── Given records

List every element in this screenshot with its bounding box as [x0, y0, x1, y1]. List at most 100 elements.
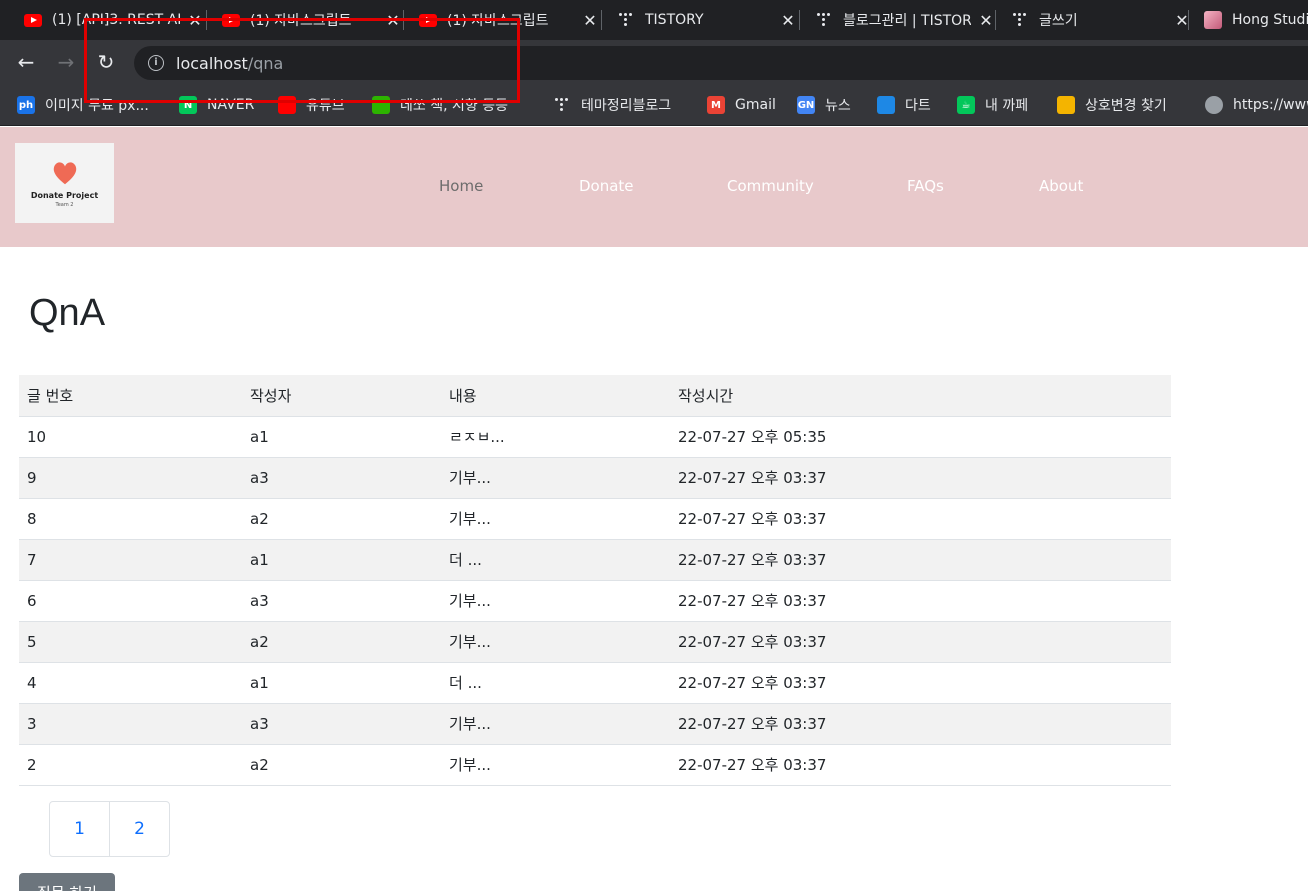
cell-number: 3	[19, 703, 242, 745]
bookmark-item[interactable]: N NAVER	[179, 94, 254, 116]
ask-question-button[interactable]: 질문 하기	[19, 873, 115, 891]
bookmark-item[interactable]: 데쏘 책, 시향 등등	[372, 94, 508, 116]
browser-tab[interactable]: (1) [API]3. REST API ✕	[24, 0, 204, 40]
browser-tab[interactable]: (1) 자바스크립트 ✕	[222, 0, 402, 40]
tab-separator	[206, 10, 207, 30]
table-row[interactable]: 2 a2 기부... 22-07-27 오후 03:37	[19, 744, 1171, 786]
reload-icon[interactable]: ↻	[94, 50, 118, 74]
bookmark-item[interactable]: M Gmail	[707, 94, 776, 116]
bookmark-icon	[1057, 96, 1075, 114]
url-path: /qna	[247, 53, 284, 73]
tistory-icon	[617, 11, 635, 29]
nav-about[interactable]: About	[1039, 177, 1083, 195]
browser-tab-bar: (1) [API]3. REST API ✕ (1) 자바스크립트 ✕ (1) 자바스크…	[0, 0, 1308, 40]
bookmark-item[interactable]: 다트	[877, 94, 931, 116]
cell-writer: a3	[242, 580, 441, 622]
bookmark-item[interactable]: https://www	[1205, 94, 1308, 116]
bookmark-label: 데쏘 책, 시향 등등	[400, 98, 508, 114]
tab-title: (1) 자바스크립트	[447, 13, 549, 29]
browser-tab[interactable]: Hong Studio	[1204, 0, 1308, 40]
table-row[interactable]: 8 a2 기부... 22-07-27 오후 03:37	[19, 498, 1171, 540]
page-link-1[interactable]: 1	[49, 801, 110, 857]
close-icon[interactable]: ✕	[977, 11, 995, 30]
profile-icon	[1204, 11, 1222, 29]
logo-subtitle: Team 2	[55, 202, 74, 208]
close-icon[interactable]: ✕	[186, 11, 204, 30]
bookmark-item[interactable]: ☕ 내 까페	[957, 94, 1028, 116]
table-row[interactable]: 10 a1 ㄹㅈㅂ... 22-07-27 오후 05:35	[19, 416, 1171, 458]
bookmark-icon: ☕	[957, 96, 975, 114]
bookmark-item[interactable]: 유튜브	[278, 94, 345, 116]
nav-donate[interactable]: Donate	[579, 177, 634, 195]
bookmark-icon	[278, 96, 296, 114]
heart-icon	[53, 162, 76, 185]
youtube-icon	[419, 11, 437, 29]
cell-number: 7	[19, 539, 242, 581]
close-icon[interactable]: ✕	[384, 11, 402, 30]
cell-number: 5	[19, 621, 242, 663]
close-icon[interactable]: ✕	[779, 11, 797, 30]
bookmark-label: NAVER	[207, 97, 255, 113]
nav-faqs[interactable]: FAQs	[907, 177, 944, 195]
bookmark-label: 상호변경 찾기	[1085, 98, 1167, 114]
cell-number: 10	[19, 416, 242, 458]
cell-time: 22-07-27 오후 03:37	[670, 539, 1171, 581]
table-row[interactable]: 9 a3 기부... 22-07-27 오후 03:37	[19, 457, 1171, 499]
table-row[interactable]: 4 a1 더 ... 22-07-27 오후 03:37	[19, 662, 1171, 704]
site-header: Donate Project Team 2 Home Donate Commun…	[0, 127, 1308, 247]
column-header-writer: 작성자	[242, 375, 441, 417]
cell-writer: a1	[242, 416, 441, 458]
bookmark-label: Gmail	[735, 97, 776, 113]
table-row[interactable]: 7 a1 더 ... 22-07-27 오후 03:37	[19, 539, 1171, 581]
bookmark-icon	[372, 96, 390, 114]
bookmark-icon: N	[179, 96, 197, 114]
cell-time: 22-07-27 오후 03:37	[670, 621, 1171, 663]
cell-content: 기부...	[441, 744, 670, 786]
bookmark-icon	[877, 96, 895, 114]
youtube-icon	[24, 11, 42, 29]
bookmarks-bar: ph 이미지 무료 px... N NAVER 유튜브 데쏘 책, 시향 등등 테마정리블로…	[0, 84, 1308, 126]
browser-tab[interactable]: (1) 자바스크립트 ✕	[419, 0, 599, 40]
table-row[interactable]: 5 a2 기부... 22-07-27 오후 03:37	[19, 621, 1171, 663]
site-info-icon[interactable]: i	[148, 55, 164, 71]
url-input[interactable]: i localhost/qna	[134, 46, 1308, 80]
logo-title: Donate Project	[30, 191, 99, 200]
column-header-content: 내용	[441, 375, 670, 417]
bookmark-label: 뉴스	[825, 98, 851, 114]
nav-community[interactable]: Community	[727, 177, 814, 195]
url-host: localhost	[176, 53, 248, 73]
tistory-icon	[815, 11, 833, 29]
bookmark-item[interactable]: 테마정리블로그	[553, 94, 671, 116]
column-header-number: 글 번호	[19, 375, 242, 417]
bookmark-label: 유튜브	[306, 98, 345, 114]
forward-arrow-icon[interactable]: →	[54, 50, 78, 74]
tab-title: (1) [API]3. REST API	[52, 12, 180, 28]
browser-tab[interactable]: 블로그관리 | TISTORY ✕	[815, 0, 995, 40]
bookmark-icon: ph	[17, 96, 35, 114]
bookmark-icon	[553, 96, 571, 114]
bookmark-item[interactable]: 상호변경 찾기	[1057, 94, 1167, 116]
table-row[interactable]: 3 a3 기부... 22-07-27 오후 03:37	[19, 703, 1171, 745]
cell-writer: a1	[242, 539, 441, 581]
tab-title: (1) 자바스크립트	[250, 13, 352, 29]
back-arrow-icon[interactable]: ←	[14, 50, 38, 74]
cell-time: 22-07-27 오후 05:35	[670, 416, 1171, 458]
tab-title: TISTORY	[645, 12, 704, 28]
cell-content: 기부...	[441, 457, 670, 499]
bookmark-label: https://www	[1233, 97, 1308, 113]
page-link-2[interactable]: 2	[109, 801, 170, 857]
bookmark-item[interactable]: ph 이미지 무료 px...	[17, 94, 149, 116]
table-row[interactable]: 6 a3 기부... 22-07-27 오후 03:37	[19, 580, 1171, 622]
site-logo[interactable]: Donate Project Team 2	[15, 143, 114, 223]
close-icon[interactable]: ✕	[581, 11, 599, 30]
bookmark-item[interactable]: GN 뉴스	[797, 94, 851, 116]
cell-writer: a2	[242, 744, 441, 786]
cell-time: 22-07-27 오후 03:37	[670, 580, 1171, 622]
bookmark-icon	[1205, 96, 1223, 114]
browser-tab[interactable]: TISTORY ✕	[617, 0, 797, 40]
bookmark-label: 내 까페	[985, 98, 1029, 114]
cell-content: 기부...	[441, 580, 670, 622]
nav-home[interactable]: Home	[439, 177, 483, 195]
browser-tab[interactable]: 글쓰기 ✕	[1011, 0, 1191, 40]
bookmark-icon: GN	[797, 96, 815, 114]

────

Exercise task: Write out the items above again, leaving out the pictures, and substitute "bookmark-entry" for every occurrence of "bookmark-item". Keep everything else unchanged.

Expected output:
List every element in this screenshot with its bounding box as [x0, y0, x1, y1]. List at most 100 elements.
cell-number: 3	[19, 703, 242, 745]
bookmark-entry[interactable]: N NAVER	[179, 94, 254, 116]
ask-question-button[interactable]: 질문 하기	[19, 873, 115, 891]
bookmark-entry[interactable]: 데쏘 책, 시향 등등	[372, 94, 508, 116]
browser-tab[interactable]: (1) [API]3. REST API ✕	[24, 0, 204, 40]
browser-tab[interactable]: (1) 자바스크립트 ✕	[222, 0, 402, 40]
tab-separator	[206, 10, 207, 30]
table-row[interactable]: 2 a2 기부... 22-07-27 오후 03:37	[19, 744, 1171, 786]
reload-icon[interactable]: ↻	[94, 50, 118, 74]
bookmark-entry[interactable]: M Gmail	[707, 94, 776, 116]
bookmark-icon	[1057, 96, 1075, 114]
url-path: /qna	[247, 53, 284, 73]
tistory-icon	[617, 11, 635, 29]
nav-about[interactable]: About	[1039, 177, 1083, 195]
browser-tab-bar: (1) [API]3. REST API ✕ (1) 자바스크립트 ✕ (1) 자바스크…	[0, 0, 1308, 40]
bookmark-entry[interactable]: 다트	[877, 94, 931, 116]
cell-writer: a3	[242, 580, 441, 622]
bookmark-entry[interactable]: https://www	[1205, 94, 1308, 116]
bookmark-label: 데쏘 책, 시향 등등	[400, 98, 508, 114]
tab-title: (1) 자바스크립트	[447, 13, 549, 29]
browser-tab[interactable]: Hong Studio	[1204, 0, 1308, 40]
table-row[interactable]: 8 a2 기부... 22-07-27 오후 03:37	[19, 498, 1171, 540]
page-link-1[interactable]: 1	[49, 801, 110, 857]
close-icon[interactable]: ✕	[977, 11, 995, 30]
profile-icon	[1204, 11, 1222, 29]
logo-subtitle: Team 2	[55, 202, 74, 208]
close-icon[interactable]: ✕	[186, 11, 204, 30]
bookmark-entry[interactable]: ☕ 내 까페	[957, 94, 1028, 116]
table-row[interactable]: 10 a1 ㄹㅈㅂ... 22-07-27 오후 05:35	[19, 416, 1171, 458]
bookmark-icon: ☕	[957, 96, 975, 114]
bookmark-entry[interactable]: 유튜브	[278, 94, 345, 116]
nav-donate[interactable]: Donate	[579, 177, 634, 195]
bookmark-icon	[278, 96, 296, 114]
heart-icon	[53, 162, 76, 185]
youtube-icon	[419, 11, 437, 29]
cell-number: 7	[19, 539, 242, 581]
close-icon[interactable]: ✕	[384, 11, 402, 30]
cell-number: 5	[19, 621, 242, 663]
close-icon[interactable]: ✕	[779, 11, 797, 30]
bookmark-label: NAVER	[207, 97, 255, 113]
nav-faqs[interactable]: FAQs	[907, 177, 944, 195]
bookmark-label: 상호변경 찾기	[1085, 98, 1167, 114]
cell-number: 10	[19, 416, 242, 458]
cell-time: 22-07-27 오후 03:37	[670, 539, 1171, 581]
table-row[interactable]: 9 a3 기부... 22-07-27 오후 03:37	[19, 457, 1171, 499]
table-row[interactable]: 4 a1 더 ... 22-07-27 오후 03:37	[19, 662, 1171, 704]
site-header: Donate Project Team 2 Home Donate Commun…	[0, 127, 1308, 247]
column-header-writer: 작성자	[242, 375, 441, 417]
cell-writer: a1	[242, 416, 441, 458]
bookmark-label: Gmail	[735, 97, 776, 113]
table-row[interactable]: 7 a1 더 ... 22-07-27 오후 03:37	[19, 539, 1171, 581]
bookmark-icon	[372, 96, 390, 114]
bookmark-icon: N	[179, 96, 197, 114]
cell-time: 22-07-27 오후 03:37	[670, 621, 1171, 663]
cell-content: 기부...	[441, 744, 670, 786]
bookmark-icon	[877, 96, 895, 114]
youtube-icon	[24, 11, 42, 29]
bookmarks-bar: ph 이미지 무료 px... N NAVER 유튜브 데쏘 책, 시향 등등 테마정리블로…	[0, 84, 1308, 126]
browser-tab[interactable]: (1) 자바스크립트 ✕	[419, 0, 599, 40]
table-row[interactable]: 5 a2 기부... 22-07-27 오후 03:37	[19, 621, 1171, 663]
site-info-icon[interactable]: i	[148, 55, 164, 71]
url-input[interactable]: i localhost/qna	[134, 46, 1308, 80]
logo-title: Donate Project	[30, 191, 99, 200]
column-header-content: 내용	[441, 375, 670, 417]
bookmark-label: 뉴스	[825, 98, 851, 114]
nav-community[interactable]: Community	[727, 177, 814, 195]
url-host: localhost	[176, 53, 248, 73]
tistory-icon	[815, 11, 833, 29]
bookmark-entry[interactable]: 테마정리블로그	[553, 94, 671, 116]
column-header-number: 글 번호	[19, 375, 242, 417]
bookmark-label: 유튜브	[306, 98, 345, 114]
forward-arrow-icon[interactable]: →	[54, 50, 78, 74]
tab-title: (1) [API]3. REST API	[52, 12, 180, 28]
browser-tab[interactable]: 블로그관리 | TISTORY ✕	[815, 0, 995, 40]
bookmark-icon: ph	[17, 96, 35, 114]
bookmark-icon	[553, 96, 571, 114]
bookmark-entry[interactable]: 상호변경 찾기	[1057, 94, 1167, 116]
table-row[interactable]: 3 a3 기부... 22-07-27 오후 03:37	[19, 703, 1171, 745]
cell-writer: a1	[242, 539, 441, 581]
tab-title: (1) 자바스크립트	[250, 13, 352, 29]
back-arrow-icon[interactable]: ←	[14, 50, 38, 74]
cell-time: 22-07-27 오후 05:35	[670, 416, 1171, 458]
tab-title: TISTORY	[645, 12, 704, 28]
cell-content: 기부...	[441, 457, 670, 499]
bookmark-label: https://www	[1233, 97, 1308, 113]
page-link-2[interactable]: 2	[109, 801, 170, 857]
bookmark-entry[interactable]: ph 이미지 무료 px...	[17, 94, 149, 116]
table-row[interactable]: 6 a3 기부... 22-07-27 오후 03:37	[19, 580, 1171, 622]
site-logo[interactable]: Donate Project Team 2	[15, 143, 114, 223]
close-icon[interactable]: ✕	[581, 11, 599, 30]
bookmark-entry[interactable]: GN 뉴스	[797, 94, 851, 116]
cell-writer: a2	[242, 744, 441, 786]
cell-time: 22-07-27 오후 03:37	[670, 580, 1171, 622]
bookmark-icon	[1205, 96, 1223, 114]
browser-tab[interactable]: TISTORY ✕	[617, 0, 797, 40]
bookmark-label: 내 까페	[985, 98, 1029, 114]
cell-content: 기부...	[441, 580, 670, 622]
nav-home[interactable]: Home	[439, 177, 483, 195]
browser-tab[interactable]: 글쓰기 ✕	[1011, 0, 1191, 40]
bookmark-icon: GN	[797, 96, 815, 114]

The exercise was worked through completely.